What the task asks
Pull out from the material below all lines with "ylabel".

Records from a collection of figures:
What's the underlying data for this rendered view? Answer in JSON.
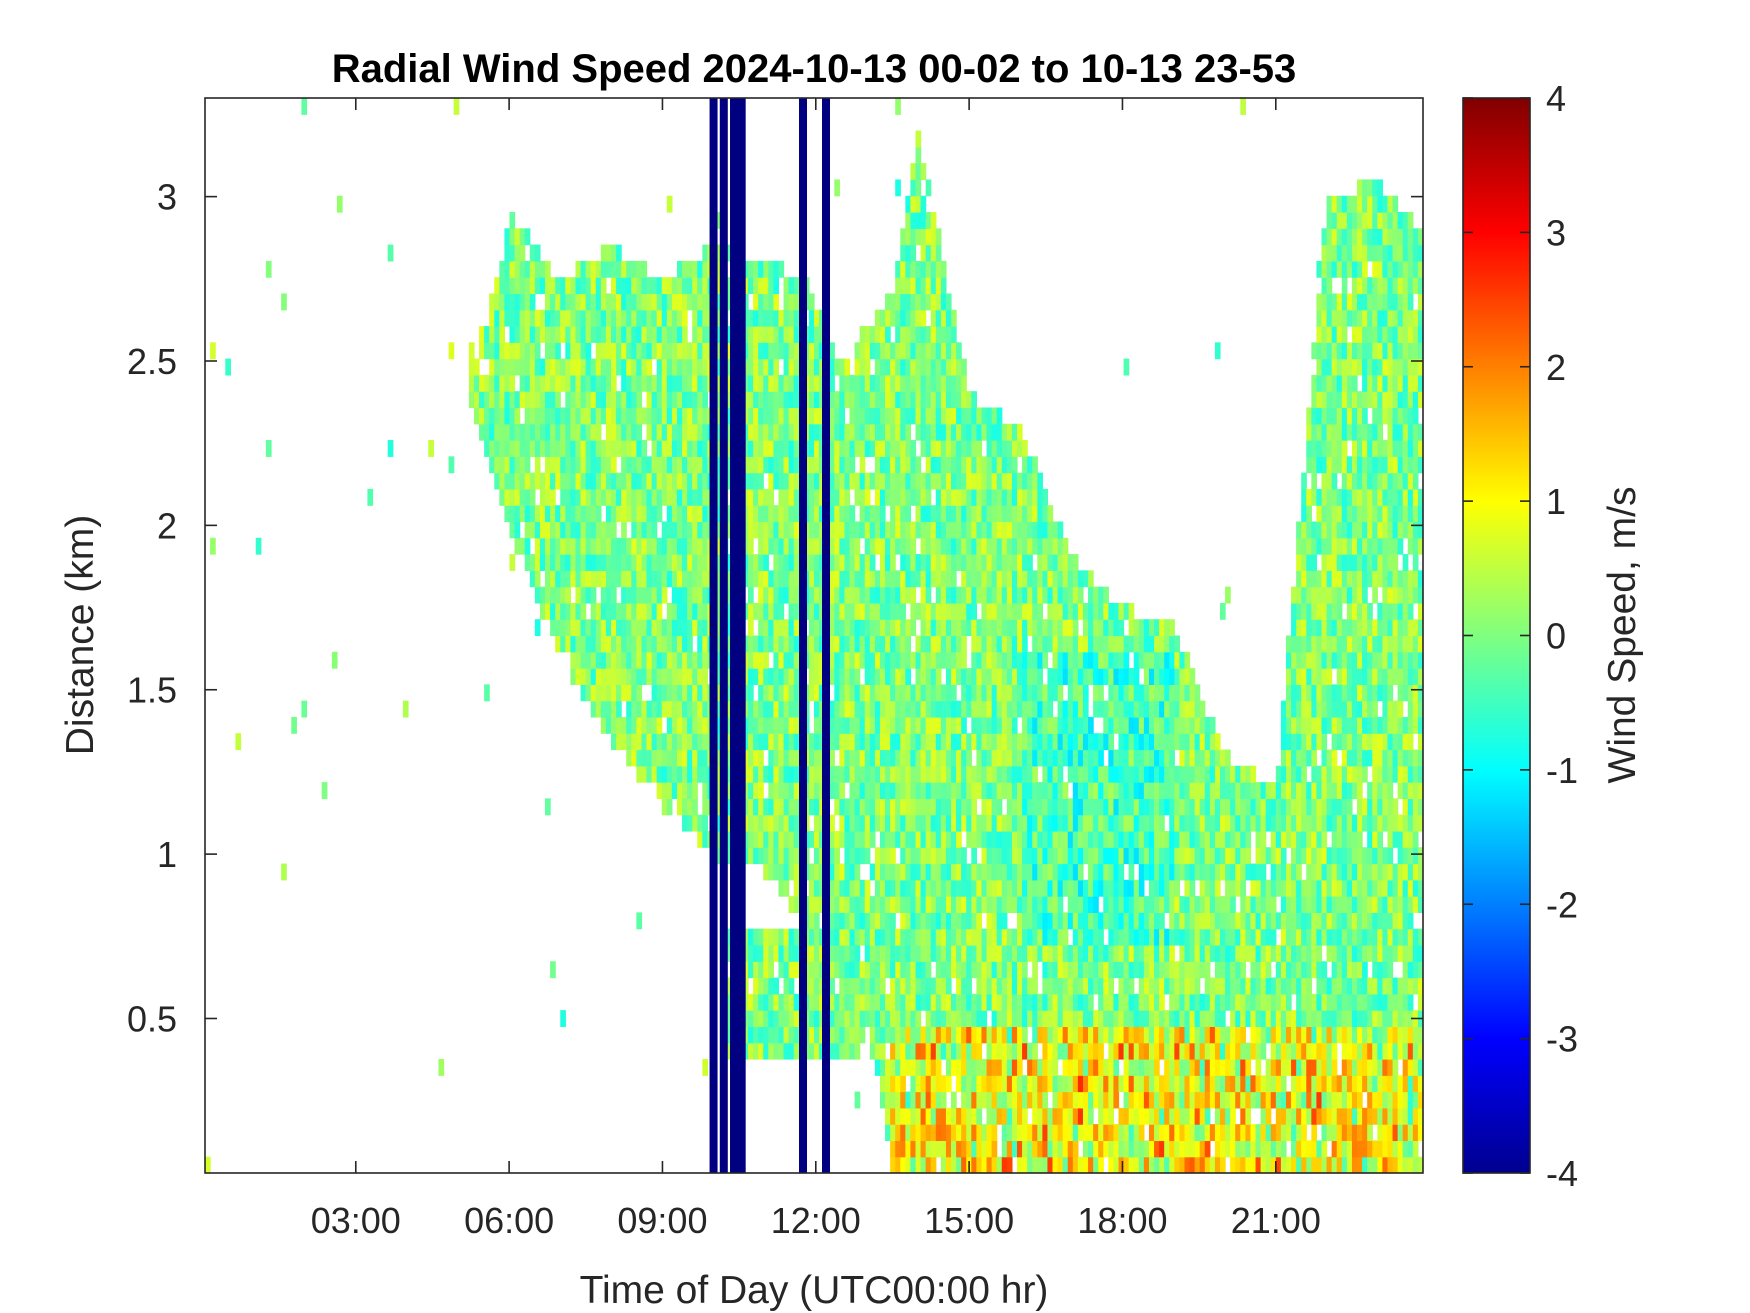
{
  "chart_data": {
    "type": "heatmap",
    "title": "Radial Wind Speed 2024-10-13 00-02 to 10-13 23-53",
    "xlabel": "Time of Day (UTC00:00 hr)",
    "ylabel": "Distance (km)",
    "x_unit": "hour of day",
    "xlim": [
      0.05,
      23.88
    ],
    "ylim": [
      0.03,
      3.3
    ],
    "x_ticks": [
      {
        "value": 3,
        "label": "03:00"
      },
      {
        "value": 6,
        "label": "06:00"
      },
      {
        "value": 9,
        "label": "09:00"
      },
      {
        "value": 12,
        "label": "12:00"
      },
      {
        "value": 15,
        "label": "15:00"
      },
      {
        "value": 18,
        "label": "18:00"
      },
      {
        "value": 21,
        "label": "21:00"
      }
    ],
    "y_ticks": [
      {
        "value": 0.5,
        "label": "0.5"
      },
      {
        "value": 1,
        "label": "1"
      },
      {
        "value": 1.5,
        "label": "1.5"
      },
      {
        "value": 2,
        "label": "2"
      },
      {
        "value": 2.5,
        "label": "2.5"
      },
      {
        "value": 3,
        "label": "3"
      }
    ],
    "colorbar": {
      "label": "Wind Speed, m/s",
      "colormap": "jet",
      "range": [
        -4,
        4
      ],
      "ticks": [
        {
          "value": 4,
          "label": "4"
        },
        {
          "value": 3,
          "label": "3"
        },
        {
          "value": 2,
          "label": "2"
        },
        {
          "value": 1,
          "label": "1"
        },
        {
          "value": 0,
          "label": "0"
        },
        {
          "value": -1,
          "label": "-1"
        },
        {
          "value": -2,
          "label": "-2"
        },
        {
          "value": -3,
          "label": "-3"
        },
        {
          "value": -4,
          "label": "-4"
        }
      ]
    },
    "data_coverage_top_km": [
      [
        5.2,
        2.55
      ],
      [
        5.6,
        2.6
      ],
      [
        6.0,
        2.95
      ],
      [
        6.5,
        2.85
      ],
      [
        7.0,
        2.75
      ],
      [
        8.0,
        2.85
      ],
      [
        9.0,
        2.75
      ],
      [
        10.0,
        2.85
      ],
      [
        11.0,
        2.8
      ],
      [
        11.8,
        2.75
      ],
      [
        12.5,
        2.5
      ],
      [
        13.5,
        2.7
      ],
      [
        14.0,
        3.2
      ],
      [
        15.0,
        2.4
      ],
      [
        16.0,
        2.3
      ],
      [
        17.0,
        1.9
      ],
      [
        18.0,
        1.75
      ],
      [
        19.0,
        1.7
      ],
      [
        19.5,
        1.5
      ],
      [
        20.0,
        1.3
      ],
      [
        21.0,
        1.2
      ],
      [
        22.0,
        3.0
      ],
      [
        23.0,
        3.05
      ],
      [
        23.88,
        2.9
      ]
    ],
    "data_coverage_bottom_km": [
      [
        5.2,
        2.4
      ],
      [
        6.0,
        2.0
      ],
      [
        7.0,
        1.6
      ],
      [
        8.0,
        1.35
      ],
      [
        9.0,
        1.15
      ],
      [
        10.0,
        1.0
      ],
      [
        11.0,
        0.95
      ],
      [
        12.0,
        0.75
      ],
      [
        13.0,
        0.5
      ],
      [
        13.5,
        0.03
      ],
      [
        23.88,
        0.03
      ]
    ],
    "low_level_band": {
      "x_start": 10.3,
      "x_end": 13.0,
      "y_bottom": 0.4,
      "y_top": 0.75
    },
    "missing_columns_hr": [
      10.0,
      10.2,
      10.4,
      10.55,
      11.75,
      12.2
    ],
    "typical_values_ms": {
      "bulk": 0,
      "range_in_data": [
        -1,
        1.5
      ],
      "missing_fill": -4
    }
  }
}
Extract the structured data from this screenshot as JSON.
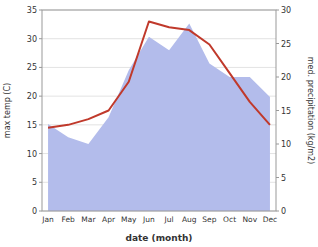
{
  "chart_data": {
    "type": "line",
    "categories": [
      "Jan",
      "Feb",
      "Mar",
      "Apr",
      "May",
      "Jun",
      "Jul",
      "Aug",
      "Sep",
      "Oct",
      "Nov",
      "Dec"
    ],
    "xlabel": "date (month)",
    "ylabel": "max temp (C)",
    "y2label": "med. precipitation (kg/m2)",
    "series": [
      {
        "type": "area",
        "axis": "y2",
        "color": "#b3bceb",
        "values": [
          13.0,
          11.0,
          10.0,
          14.0,
          21.0,
          26.0,
          24.0,
          28.0,
          22.0,
          20.0,
          20.0,
          17.0
        ]
      },
      {
        "type": "line",
        "color": "#c0392b",
        "values": [
          14.5,
          15.0,
          16.0,
          17.5,
          22.5,
          33.0,
          32.0,
          31.5,
          29.0,
          24.0,
          19.0,
          15.0
        ]
      }
    ],
    "ylim": [
      0,
      35
    ],
    "yticks": [
      0,
      5,
      10,
      15,
      20,
      25,
      30,
      35
    ],
    "y2lim": [
      0,
      30
    ],
    "y2ticks": [
      0,
      5,
      10,
      15,
      20,
      25,
      30
    ],
    "grid": true
  }
}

Result below
    "ylabel": "Distance (km)",
    "ylabel": "max temp (C)",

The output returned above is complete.